> Aim of the task
If a line of the data below holds the string "Medicine", copy it.

> Dataset extract
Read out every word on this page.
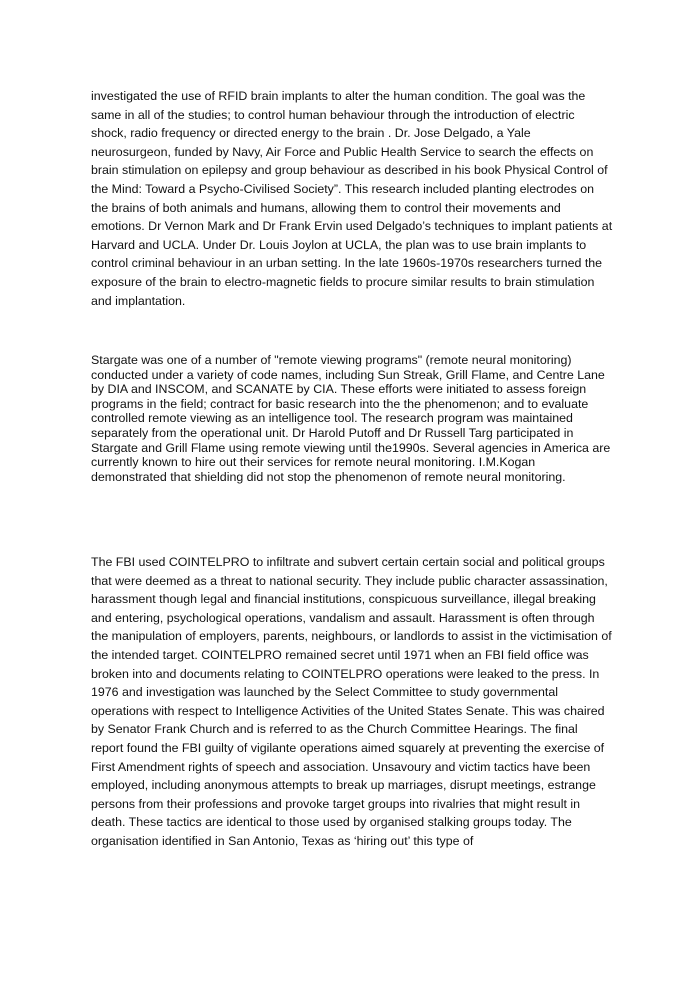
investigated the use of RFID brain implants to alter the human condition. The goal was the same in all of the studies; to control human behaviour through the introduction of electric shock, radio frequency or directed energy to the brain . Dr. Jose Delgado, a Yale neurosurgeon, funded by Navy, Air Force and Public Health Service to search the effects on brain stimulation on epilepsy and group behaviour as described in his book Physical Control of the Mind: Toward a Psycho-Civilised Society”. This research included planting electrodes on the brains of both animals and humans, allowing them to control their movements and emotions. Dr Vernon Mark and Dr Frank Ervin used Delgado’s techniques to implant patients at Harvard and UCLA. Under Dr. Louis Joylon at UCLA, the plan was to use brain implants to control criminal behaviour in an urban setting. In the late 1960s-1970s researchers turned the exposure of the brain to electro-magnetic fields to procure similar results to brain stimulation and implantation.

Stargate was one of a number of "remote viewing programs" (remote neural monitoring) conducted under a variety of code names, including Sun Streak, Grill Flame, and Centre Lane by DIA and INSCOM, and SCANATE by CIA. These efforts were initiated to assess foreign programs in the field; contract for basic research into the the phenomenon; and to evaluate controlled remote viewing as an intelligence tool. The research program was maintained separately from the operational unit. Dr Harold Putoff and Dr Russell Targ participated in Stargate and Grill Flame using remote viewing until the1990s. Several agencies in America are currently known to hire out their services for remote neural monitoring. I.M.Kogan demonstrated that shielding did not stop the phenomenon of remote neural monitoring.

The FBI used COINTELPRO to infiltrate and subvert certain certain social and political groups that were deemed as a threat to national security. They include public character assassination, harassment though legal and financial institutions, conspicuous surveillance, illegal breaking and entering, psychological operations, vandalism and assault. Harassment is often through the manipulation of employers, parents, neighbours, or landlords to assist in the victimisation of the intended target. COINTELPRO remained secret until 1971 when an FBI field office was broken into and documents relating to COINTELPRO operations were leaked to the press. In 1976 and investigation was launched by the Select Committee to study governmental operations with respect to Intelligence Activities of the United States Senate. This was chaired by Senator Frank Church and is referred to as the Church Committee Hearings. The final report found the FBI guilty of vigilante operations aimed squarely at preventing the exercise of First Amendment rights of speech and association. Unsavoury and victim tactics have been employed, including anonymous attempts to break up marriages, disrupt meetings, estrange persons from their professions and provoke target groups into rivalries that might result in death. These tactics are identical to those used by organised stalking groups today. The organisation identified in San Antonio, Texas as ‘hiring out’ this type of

* * *

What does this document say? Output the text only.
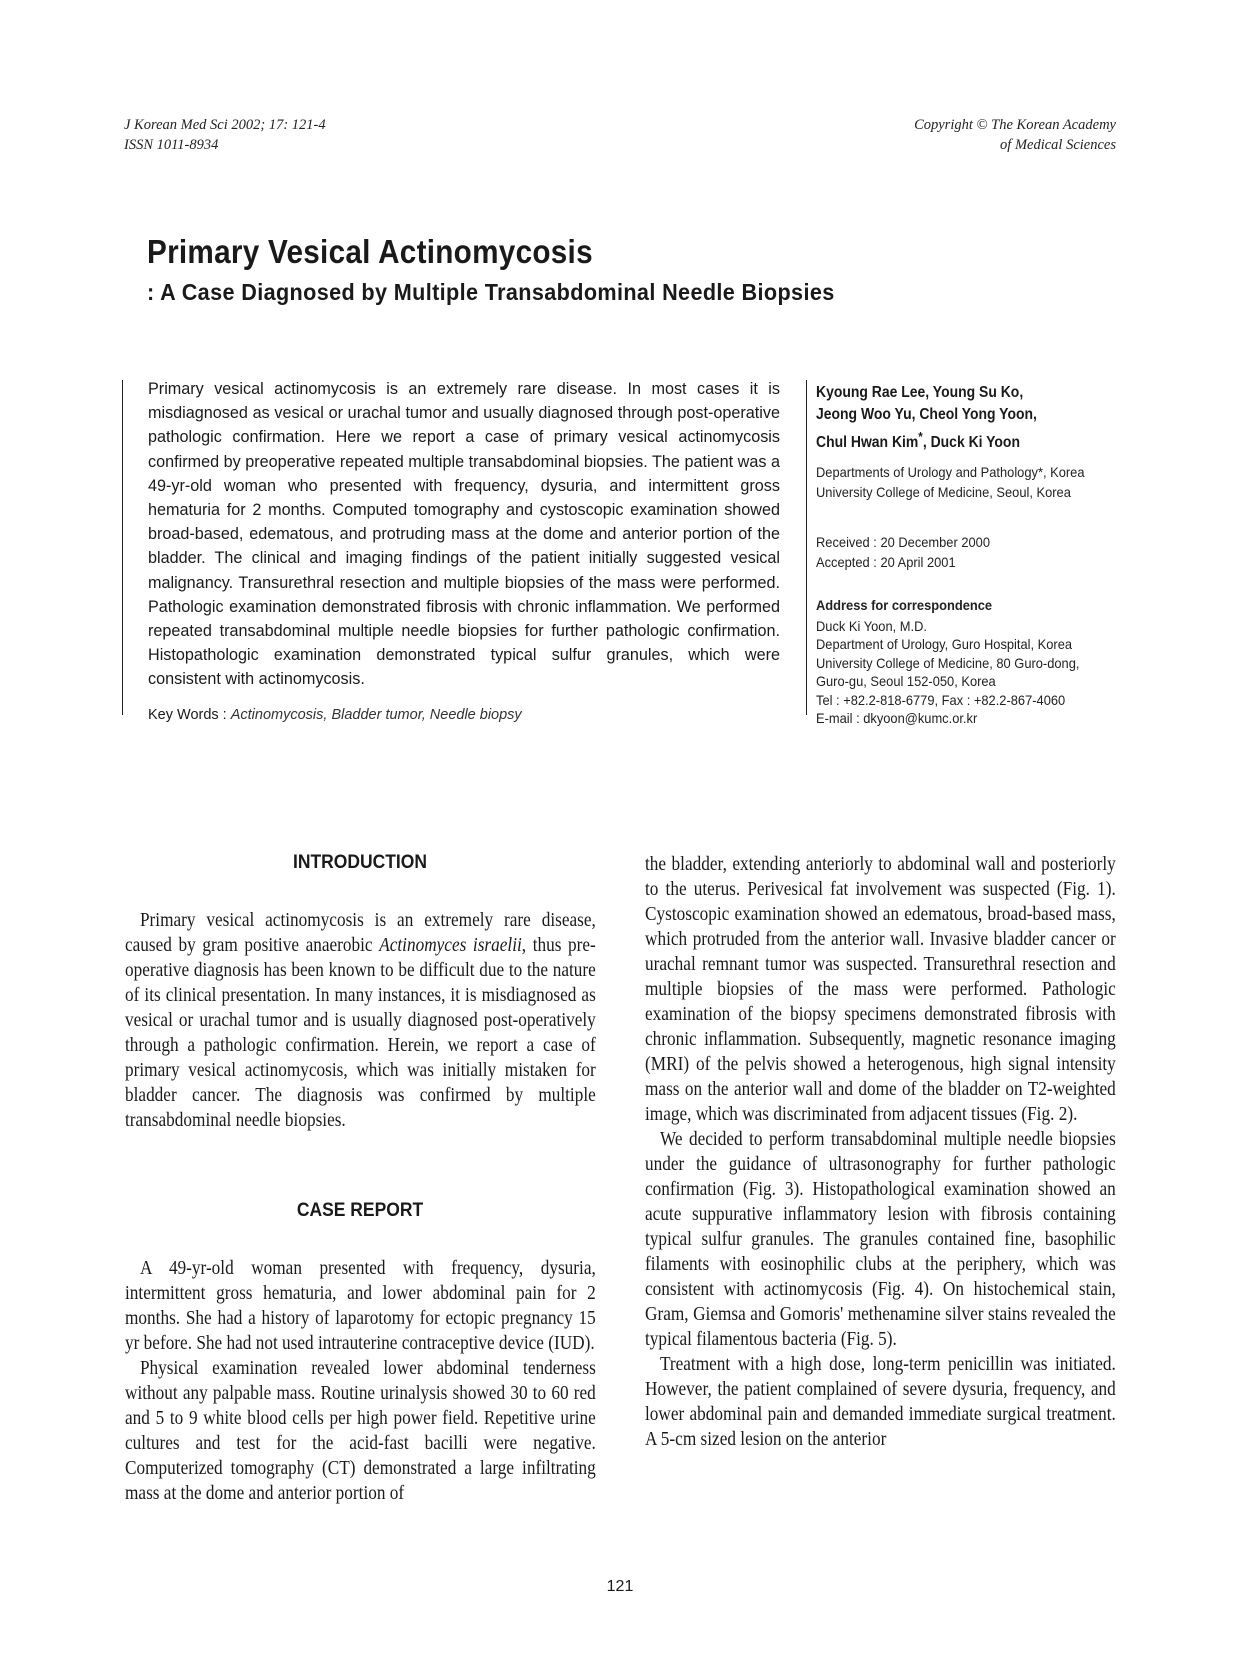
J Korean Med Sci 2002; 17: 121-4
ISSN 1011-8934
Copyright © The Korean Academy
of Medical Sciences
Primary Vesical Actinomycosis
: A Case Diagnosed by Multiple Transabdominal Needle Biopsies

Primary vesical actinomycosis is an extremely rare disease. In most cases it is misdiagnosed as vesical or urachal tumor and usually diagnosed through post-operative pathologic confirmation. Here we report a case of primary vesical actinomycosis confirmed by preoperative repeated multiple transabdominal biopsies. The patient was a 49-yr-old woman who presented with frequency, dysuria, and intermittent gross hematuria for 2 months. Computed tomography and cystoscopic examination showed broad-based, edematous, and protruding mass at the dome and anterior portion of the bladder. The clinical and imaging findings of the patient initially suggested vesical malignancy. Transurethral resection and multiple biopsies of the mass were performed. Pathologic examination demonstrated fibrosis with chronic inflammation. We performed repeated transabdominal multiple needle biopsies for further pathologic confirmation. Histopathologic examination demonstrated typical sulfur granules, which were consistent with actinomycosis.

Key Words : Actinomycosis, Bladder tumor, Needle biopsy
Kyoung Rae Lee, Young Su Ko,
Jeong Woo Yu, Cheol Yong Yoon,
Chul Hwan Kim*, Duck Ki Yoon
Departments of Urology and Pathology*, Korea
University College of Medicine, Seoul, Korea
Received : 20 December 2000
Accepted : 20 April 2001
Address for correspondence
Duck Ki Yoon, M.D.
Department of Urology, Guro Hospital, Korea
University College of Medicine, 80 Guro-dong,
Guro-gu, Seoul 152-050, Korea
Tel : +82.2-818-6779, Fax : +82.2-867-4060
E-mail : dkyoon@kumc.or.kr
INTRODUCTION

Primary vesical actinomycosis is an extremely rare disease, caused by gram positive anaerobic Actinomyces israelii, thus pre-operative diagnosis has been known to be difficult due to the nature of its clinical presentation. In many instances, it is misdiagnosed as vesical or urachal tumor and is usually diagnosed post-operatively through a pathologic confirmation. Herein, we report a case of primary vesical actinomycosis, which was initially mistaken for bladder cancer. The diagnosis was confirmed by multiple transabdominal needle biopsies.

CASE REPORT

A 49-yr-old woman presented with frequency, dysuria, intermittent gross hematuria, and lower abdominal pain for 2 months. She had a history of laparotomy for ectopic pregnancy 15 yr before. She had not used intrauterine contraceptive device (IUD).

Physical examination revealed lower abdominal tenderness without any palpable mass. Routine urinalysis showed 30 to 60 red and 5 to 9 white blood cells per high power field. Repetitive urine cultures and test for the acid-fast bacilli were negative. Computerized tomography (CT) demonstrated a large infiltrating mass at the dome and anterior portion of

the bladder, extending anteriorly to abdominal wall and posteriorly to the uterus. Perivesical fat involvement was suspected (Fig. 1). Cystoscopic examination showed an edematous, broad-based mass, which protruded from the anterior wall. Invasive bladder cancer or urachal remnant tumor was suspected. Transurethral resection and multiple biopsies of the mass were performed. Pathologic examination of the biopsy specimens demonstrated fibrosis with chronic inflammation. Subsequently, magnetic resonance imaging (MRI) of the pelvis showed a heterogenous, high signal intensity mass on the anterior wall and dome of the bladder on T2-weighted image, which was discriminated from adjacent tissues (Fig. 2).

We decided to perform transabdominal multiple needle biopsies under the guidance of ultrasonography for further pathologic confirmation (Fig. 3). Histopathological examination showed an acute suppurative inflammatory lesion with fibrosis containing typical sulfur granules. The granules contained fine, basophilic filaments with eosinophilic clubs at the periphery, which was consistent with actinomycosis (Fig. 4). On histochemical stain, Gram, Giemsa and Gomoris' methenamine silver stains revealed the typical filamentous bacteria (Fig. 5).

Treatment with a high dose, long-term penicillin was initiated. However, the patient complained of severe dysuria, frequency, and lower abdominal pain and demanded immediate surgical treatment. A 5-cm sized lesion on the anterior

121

> Reply to the task
University College of Medicine, Seoul, Korea
University College of Medicine, 80 Guro-dong,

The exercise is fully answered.